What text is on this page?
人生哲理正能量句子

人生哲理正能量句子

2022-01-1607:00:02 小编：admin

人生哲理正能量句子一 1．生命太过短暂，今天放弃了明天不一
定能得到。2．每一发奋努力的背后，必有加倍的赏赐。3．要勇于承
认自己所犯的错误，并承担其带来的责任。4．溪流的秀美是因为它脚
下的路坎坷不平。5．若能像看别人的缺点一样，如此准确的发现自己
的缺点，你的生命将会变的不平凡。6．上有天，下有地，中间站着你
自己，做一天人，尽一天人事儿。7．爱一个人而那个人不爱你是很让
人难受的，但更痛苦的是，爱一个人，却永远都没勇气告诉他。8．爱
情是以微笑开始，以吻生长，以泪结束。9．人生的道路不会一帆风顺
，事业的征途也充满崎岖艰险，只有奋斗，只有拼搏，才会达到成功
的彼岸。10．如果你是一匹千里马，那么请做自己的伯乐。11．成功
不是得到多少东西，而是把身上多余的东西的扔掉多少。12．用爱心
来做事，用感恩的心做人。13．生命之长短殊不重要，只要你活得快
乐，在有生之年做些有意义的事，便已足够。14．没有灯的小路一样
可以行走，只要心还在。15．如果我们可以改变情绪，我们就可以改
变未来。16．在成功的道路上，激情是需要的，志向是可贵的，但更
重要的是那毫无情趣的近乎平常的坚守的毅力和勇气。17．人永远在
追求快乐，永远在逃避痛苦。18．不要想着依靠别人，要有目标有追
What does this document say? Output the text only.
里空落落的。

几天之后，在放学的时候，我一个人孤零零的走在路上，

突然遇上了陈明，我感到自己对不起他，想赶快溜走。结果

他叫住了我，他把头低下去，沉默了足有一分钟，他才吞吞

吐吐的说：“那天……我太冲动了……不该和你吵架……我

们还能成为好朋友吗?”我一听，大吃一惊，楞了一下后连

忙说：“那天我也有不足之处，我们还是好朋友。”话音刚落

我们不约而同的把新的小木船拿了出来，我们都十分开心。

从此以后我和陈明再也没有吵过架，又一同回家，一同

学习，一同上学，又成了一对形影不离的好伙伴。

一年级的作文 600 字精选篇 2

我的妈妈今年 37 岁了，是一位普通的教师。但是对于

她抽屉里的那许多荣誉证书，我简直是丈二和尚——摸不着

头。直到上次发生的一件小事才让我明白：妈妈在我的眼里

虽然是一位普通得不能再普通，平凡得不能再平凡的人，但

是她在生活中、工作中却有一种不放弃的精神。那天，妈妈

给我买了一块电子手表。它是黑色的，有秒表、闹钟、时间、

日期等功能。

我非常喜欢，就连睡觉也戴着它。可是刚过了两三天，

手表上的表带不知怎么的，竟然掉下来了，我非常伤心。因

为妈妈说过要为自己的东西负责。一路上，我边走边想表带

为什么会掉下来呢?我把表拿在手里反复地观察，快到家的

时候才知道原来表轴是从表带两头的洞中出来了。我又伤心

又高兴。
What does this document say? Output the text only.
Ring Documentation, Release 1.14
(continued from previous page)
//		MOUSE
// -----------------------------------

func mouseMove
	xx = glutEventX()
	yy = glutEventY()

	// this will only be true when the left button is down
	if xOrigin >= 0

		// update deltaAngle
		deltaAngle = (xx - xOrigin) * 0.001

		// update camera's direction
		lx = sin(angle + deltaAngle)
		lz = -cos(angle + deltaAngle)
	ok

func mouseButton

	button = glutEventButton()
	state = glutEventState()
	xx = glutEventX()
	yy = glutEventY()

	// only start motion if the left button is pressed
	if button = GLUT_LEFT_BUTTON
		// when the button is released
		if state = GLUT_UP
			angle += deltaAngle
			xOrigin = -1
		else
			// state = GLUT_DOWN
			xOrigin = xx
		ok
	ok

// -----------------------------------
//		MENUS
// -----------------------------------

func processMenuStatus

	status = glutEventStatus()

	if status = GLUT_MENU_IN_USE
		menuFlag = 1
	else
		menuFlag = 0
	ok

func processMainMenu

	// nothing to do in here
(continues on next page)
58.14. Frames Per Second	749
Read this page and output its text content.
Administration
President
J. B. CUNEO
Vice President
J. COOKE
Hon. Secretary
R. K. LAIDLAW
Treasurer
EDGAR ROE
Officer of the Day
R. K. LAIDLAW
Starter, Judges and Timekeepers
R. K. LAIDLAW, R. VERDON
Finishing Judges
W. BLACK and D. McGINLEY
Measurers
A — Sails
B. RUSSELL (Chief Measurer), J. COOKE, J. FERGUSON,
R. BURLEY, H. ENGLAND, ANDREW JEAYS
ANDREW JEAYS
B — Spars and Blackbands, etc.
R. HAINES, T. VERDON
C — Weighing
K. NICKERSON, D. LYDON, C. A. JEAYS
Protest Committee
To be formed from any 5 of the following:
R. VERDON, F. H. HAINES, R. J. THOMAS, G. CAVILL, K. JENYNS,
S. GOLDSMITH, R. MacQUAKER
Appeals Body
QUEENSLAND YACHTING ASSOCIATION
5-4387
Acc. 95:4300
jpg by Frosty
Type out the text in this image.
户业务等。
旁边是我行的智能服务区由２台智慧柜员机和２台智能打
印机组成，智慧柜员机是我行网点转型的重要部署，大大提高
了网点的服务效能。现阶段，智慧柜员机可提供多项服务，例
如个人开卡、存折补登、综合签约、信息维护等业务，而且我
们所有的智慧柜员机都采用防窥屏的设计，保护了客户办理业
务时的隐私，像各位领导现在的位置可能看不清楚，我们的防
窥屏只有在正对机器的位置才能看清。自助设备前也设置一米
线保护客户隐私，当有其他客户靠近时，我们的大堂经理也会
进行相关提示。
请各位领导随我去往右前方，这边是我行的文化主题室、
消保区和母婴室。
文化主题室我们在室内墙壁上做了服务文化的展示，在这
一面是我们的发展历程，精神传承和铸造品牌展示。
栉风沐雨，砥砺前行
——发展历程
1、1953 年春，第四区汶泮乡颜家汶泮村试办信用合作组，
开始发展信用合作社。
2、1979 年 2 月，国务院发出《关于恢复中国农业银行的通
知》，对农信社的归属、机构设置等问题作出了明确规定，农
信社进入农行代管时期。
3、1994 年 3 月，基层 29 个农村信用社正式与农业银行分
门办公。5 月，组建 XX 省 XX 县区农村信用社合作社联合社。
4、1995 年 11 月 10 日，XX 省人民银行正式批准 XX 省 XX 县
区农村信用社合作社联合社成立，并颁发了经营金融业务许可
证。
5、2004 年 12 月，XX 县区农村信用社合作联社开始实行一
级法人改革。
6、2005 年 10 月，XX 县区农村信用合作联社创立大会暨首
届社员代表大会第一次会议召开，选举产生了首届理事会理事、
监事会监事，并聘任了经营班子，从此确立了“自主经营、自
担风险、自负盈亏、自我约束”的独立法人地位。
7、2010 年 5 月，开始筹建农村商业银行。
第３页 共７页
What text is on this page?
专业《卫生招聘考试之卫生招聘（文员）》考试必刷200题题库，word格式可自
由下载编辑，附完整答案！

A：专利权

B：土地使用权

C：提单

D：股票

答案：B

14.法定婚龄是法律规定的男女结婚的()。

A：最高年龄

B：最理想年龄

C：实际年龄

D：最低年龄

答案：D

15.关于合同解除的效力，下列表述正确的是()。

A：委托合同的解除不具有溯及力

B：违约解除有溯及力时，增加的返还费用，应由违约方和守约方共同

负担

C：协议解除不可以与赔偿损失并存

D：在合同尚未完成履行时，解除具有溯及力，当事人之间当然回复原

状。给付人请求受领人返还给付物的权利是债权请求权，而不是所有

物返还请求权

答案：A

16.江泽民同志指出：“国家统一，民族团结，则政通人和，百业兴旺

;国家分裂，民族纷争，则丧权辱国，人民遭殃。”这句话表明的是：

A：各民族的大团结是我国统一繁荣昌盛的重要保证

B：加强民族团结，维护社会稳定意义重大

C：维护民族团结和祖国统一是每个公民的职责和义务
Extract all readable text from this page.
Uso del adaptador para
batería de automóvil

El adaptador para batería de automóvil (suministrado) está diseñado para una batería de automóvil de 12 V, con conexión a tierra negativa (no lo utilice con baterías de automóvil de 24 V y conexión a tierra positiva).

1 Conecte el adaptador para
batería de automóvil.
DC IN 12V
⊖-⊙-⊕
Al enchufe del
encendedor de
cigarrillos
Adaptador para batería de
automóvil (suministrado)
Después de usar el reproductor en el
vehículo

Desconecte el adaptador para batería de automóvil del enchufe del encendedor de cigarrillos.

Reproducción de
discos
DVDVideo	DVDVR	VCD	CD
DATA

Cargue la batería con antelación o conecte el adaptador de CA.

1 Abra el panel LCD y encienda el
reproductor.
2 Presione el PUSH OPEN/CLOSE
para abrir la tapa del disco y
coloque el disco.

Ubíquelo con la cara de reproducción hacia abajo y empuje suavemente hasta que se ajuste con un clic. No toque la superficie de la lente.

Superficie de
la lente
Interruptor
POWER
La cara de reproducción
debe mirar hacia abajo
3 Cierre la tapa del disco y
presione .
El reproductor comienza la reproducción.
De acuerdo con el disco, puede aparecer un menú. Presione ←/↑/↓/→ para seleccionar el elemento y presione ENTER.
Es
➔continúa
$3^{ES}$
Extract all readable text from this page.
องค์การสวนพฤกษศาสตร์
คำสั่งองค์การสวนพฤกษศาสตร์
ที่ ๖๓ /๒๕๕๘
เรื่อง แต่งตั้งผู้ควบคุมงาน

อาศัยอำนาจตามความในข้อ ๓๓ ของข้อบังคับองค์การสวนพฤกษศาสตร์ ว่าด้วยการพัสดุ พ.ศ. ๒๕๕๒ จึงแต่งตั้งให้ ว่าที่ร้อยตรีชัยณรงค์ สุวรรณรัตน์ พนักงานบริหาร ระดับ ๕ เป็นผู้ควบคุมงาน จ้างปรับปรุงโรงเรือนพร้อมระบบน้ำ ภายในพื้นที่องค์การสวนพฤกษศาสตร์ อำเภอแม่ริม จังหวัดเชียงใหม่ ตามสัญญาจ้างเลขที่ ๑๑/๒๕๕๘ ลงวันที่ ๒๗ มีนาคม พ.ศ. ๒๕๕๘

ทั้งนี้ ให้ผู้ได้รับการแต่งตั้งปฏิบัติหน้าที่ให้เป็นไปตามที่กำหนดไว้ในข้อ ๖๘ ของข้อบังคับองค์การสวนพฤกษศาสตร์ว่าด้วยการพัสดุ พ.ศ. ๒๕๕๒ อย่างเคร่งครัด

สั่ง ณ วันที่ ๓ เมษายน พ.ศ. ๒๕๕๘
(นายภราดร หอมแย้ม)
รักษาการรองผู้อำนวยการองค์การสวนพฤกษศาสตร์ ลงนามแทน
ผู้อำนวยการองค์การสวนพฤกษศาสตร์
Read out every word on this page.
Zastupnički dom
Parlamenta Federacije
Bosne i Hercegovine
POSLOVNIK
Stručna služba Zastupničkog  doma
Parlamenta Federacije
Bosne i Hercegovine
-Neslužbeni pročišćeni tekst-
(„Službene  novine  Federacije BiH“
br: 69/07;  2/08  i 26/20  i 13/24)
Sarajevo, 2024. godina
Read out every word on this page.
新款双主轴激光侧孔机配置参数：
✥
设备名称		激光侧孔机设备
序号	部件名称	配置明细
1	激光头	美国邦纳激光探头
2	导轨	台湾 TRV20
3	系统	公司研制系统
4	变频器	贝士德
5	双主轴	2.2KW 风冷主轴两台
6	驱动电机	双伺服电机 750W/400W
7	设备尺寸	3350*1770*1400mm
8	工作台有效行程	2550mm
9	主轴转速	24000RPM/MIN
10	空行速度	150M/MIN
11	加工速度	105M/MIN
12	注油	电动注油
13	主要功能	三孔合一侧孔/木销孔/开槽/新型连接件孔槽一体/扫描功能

### WHAT THIS TASK INVOLVES
Copy, from the material, each line that holds the string "lente".

### OUTPUT OF THE TASK
Ubíquelo con la cara de reproducción hacia abajo y empuje suavemente hasta que se ajuste con un clic. No toque la superficie de la lente.
la lente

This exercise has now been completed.